[Begin Dataset rows]

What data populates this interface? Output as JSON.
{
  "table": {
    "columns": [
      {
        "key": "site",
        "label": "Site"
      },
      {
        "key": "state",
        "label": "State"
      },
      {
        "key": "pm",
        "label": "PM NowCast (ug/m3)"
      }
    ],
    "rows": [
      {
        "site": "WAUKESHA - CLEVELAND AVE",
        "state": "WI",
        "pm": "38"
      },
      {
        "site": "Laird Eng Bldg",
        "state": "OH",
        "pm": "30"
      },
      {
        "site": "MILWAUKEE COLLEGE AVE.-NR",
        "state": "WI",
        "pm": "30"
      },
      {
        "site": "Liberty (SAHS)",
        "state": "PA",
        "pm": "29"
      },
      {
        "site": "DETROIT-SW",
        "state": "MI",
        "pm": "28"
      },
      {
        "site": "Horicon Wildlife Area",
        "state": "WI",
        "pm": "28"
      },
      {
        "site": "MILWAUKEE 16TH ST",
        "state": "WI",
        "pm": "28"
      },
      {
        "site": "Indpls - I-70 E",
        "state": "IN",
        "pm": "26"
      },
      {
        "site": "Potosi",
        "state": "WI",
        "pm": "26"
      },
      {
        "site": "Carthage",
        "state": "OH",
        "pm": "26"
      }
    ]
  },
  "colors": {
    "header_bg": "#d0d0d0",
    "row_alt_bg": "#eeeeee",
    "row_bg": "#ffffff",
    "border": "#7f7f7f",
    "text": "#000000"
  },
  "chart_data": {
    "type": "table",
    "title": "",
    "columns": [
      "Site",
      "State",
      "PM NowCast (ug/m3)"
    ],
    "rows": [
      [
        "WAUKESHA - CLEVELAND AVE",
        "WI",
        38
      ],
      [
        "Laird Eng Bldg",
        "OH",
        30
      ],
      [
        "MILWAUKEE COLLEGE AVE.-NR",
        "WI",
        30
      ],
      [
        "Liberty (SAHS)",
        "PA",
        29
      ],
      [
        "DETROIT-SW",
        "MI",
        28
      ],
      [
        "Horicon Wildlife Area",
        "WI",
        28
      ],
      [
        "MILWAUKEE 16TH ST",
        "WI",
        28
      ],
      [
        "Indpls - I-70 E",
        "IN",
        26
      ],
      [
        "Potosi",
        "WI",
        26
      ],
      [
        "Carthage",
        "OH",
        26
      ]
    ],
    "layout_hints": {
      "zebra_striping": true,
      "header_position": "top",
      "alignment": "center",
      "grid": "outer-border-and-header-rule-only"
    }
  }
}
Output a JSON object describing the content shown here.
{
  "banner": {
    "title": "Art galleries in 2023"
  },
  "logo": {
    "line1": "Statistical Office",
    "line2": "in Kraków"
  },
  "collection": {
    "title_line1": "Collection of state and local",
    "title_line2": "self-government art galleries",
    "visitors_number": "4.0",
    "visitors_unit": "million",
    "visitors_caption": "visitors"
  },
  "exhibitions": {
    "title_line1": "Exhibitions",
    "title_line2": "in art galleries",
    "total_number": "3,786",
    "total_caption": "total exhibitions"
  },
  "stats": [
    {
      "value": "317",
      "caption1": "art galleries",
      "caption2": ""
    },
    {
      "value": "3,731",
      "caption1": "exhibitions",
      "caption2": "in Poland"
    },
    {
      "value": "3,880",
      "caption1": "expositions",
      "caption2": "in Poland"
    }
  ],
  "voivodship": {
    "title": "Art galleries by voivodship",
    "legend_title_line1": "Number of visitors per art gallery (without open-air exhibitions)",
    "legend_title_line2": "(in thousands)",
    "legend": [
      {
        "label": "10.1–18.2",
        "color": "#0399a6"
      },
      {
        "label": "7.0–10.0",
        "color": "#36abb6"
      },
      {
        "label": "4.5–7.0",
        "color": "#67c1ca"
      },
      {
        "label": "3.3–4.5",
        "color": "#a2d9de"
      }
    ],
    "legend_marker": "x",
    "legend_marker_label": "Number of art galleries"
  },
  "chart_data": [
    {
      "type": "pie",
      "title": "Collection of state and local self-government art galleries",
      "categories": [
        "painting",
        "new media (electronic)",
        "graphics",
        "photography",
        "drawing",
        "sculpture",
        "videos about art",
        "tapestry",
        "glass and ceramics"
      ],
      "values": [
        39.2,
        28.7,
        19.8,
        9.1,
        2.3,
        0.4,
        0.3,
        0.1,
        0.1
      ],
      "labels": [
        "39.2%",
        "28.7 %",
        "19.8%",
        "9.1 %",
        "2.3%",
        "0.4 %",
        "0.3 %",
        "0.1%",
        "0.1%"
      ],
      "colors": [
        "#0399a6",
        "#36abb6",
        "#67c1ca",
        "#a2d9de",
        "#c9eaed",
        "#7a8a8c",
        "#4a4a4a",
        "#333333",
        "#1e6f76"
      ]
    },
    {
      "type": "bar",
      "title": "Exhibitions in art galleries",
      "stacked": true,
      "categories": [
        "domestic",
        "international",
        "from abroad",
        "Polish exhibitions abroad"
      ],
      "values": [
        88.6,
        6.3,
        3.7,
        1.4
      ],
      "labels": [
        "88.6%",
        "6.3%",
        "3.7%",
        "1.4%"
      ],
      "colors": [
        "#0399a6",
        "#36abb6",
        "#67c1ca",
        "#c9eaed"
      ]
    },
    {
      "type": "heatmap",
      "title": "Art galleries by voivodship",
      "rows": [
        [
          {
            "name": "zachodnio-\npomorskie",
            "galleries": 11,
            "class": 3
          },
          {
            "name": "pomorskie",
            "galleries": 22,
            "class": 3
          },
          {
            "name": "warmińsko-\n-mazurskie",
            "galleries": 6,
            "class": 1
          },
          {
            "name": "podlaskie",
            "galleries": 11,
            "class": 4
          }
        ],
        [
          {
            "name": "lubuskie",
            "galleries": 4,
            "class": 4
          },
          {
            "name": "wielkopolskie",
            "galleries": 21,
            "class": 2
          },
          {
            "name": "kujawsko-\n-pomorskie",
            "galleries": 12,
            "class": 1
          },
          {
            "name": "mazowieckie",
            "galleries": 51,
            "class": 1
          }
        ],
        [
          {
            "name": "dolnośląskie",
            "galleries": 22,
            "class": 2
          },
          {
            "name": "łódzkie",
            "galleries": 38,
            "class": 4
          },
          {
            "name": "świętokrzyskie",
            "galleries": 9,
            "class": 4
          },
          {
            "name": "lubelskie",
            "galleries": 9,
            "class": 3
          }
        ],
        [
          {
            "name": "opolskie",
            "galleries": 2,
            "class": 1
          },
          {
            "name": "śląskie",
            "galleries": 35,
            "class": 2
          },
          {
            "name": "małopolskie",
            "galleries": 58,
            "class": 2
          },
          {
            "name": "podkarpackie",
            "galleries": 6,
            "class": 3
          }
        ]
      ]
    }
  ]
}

[End Dataset rows]

All of the data must be returned exactly.

What data populates this interface? Output as JSON.
{
  "table": {
    "columns": [
      {
        "key": "site",
        "label": "Site"
      },
      {
        "key": "state",
        "label": "State"
      },
      {
        "key": "pm",
        "label": "PM NowCast (ug/m3)"
      }
    ],
    "rows": [
      {
        "site": "WAUKESHA - CLEVELAND AVE",
        "state": "WI",
        "pm": "38"
      },
      {
        "site": "Laird Eng Bldg",
        "state": "OH",
        "pm": "30"
      },
      {
        "site": "MILWAUKEE COLLEGE AVE.-NR",
        "state": "WI",
        "pm": "30"
      },
      {
        "site": "Liberty (SAHS)",
        "state": "PA",
        "pm": "29"
      },
      {
        "site": "DETROIT-SW",
        "state": "MI",
        "pm": "28"
      },
      {
        "site": "Horicon Wildlife Area",
        "state": "WI",
        "pm": "28"
      },
      {
        "site": "MILWAUKEE 16TH ST",
        "state": "WI",
        "pm": "28"
      },
      {
        "site": "Indpls - I-70 E",
        "state": "IN",
        "pm": "26"
      },
      {
        "site": "Potosi",
        "state": "WI",
        "pm": "26"
      },
      {
        "site": "Carthage",
        "state": "OH",
        "pm": "26"
      }
    ]
  },
  "colors": {
    "header_bg": "#d0d0d0",
    "row_alt_bg": "#eeeeee",
    "row_bg": "#ffffff",
    "border": "#7f7f7f",
    "text": "#000000"
  },
  "chart_data": {
    "type": "table",
    "title": "",
    "columns": [
      "Site",
      "State",
      "PM NowCast (ug/m3)"
    ],
    "rows": [
      [
        "WAUKESHA - CLEVELAND AVE",
        "WI",
        38
      ],
      [
        "Laird Eng Bldg",
        "OH",
        30
      ],
      [
        "MILWAUKEE COLLEGE AVE.-NR",
        "WI",
        30
      ],
      [
        "Liberty (SAHS)",
        "PA",
        29
      ],
      [
        "DETROIT-SW",
        "MI",
        28
      ],
      [
        "Horicon Wildlife Area",
        "WI",
        28
      ],
      [
        "MILWAUKEE 16TH ST",
        "WI",
        28
      ],
      [
        "Indpls - I-70 E",
        "IN",
        26
      ],
      [
        "Potosi",
        "WI",
        26
      ],
      [
        "Carthage",
        "OH",
        26
      ]
    ],
    "layout_hints": {
      "zebra_striping": true,
      "header_position": "top",
      "alignment": "center",
      "grid": "outer-border-and-header-rule-only"
    }
  }
}
Output a JSON object describing the content shown here.
{
  "banner": {
    "title": "Art galleries in 2023"
  },
  "logo": {
    "line1": "Statistical Office",
    "line2": "in Kraków"
  },
  "collection": {
    "title_line1": "Collection of state and local",
    "title_line2": "self-government art galleries",
    "visitors_number": "4.0",
    "visitors_unit": "million",
    "visitors_caption": "visitors"
  },
  "exhibitions": {
    "title_line1": "Exhibitions",
    "title_line2": "in art galleries",
    "total_number": "3,786",
    "total_caption": "total exhibitions"
  },
  "stats": [
    {
      "value": "317",
      "caption1": "art galleries",
      "caption2": ""
    },
    {
      "value": "3,731",
      "caption1": "exhibitions",
      "caption2": "in Poland"
    },
    {
      "value": "3,880",
      "caption1": "expositions",
      "caption2": "in Poland"
    }
  ],
  "voivodship": {
    "title": "Art galleries by voivodship",
    "legend_title_line1": "Number of visitors per art gallery (without open-air exhibitions)",
    "legend_title_line2": "(in thousands)",
    "legend": [
      {
        "label": "10.1–18.2",
        "color": "#0399a6"
      },
      {
        "label": "7.0–10.0",
        "color": "#36abb6"
      },
      {
        "label": "4.5–7.0",
        "color": "#67c1ca"
      },
      {
        "label": "3.3–4.5",
        "color": "#a2d9de"
      }
    ],
    "legend_marker": "x",
    "legend_marker_label": "Number of art galleries"
  },
  "chart_data": [
    {
      "type": "pie",
      "title": "Collection of state and local self-government art galleries",
      "categories": [
        "painting",
        "new media (electronic)",
        "graphics",
        "photography",
        "drawing",
        "sculpture",
        "videos about art",
        "tapestry",
        "glass and ceramics"
      ],
      "values": [
        39.2,
        28.7,
        19.8,
        9.1,
        2.3,
        0.4,
        0.3,
        0.1,
        0.1
      ],
      "labels": [
        "39.2%",
        "28.7 %",
        "19.8%",
        "9.1 %",
        "2.3%",
        "0.4 %",
        "0.3 %",
        "0.1%",
        "0.1%"
      ],
      "colors": [
        "#0399a6",
        "#36abb6",
        "#67c1ca",
        "#a2d9de",
        "#c9eaed",
        "#7a8a8c",
        "#4a4a4a",
        "#333333",
        "#1e6f76"
      ]
    },
    {
      "type": "bar",
      "title": "Exhibitions in art galleries",
      "stacked": true,
      "categories": [
        "domestic",
        "international",
        "from abroad",
        "Polish exhibitions abroad"
      ],
      "values": [
        88.6,
        6.3,
        3.7,
        1.4
      ],
      "labels": [
        "88.6%",
        "6.3%",
        "3.7%",
        "1.4%"
      ],
      "colors": [
        "#0399a6",
        "#36abb6",
        "#67c1ca",
        "#c9eaed"
      ]
    },
    {
      "type": "heatmap",
      "title": "Art galleries by voivodship",
      "rows": [
        [
          {
            "name": "zachodnio-\npomorskie",
            "galleries": 11,
            "class": 3
          },
          {
            "name": "pomorskie",
            "galleries": 22,
            "class": 3
          },
          {
            "name": "warmińsko-\n-mazurskie",
            "galleries": 6,
            "class": 1
          },
          {
            "name": "podlaskie",
            "galleries": 11,
            "class": 4
          }
        ],
        [
          {
            "name": "lubuskie",
            "galleries": 4,
            "class": 4
          },
          {
            "name": "wielkopolskie",
            "galleries": 21,
            "class": 2
          },
          {
            "name": "kujawsko-\n-pomorskie",
            "galleries": 12,
            "class": 1
          },
          {
            "name": "mazowieckie",
            "galleries": 51,
            "class": 1
          }
        ],
        [
          {
            "name": "dolnośląskie",
            "galleries": 22,
            "class": 2
          },
          {
            "name": "łódzkie",
            "galleries": 38,
            "class": 4
          },
          {
            "name": "świętokrzyskie",
            "galleries": 9,
            "class": 4
          },
          {
            "name": "lubelskie",
            "galleries": 9,
            "class": 3
          }
        ],
        [
          {
            "name": "opolskie",
            "galleries": 2,
            "class": 1
          },
          {
            "name": "śląskie",
            "galleries": 35,
            "class": 2
          },
          {
            "name": "małopolskie",
            "galleries": 58,
            "class": 2
          },
          {
            "name": "podkarpackie",
            "galleries": 6,
            "class": 3
          }
        ]
      ]
    }
  ]
}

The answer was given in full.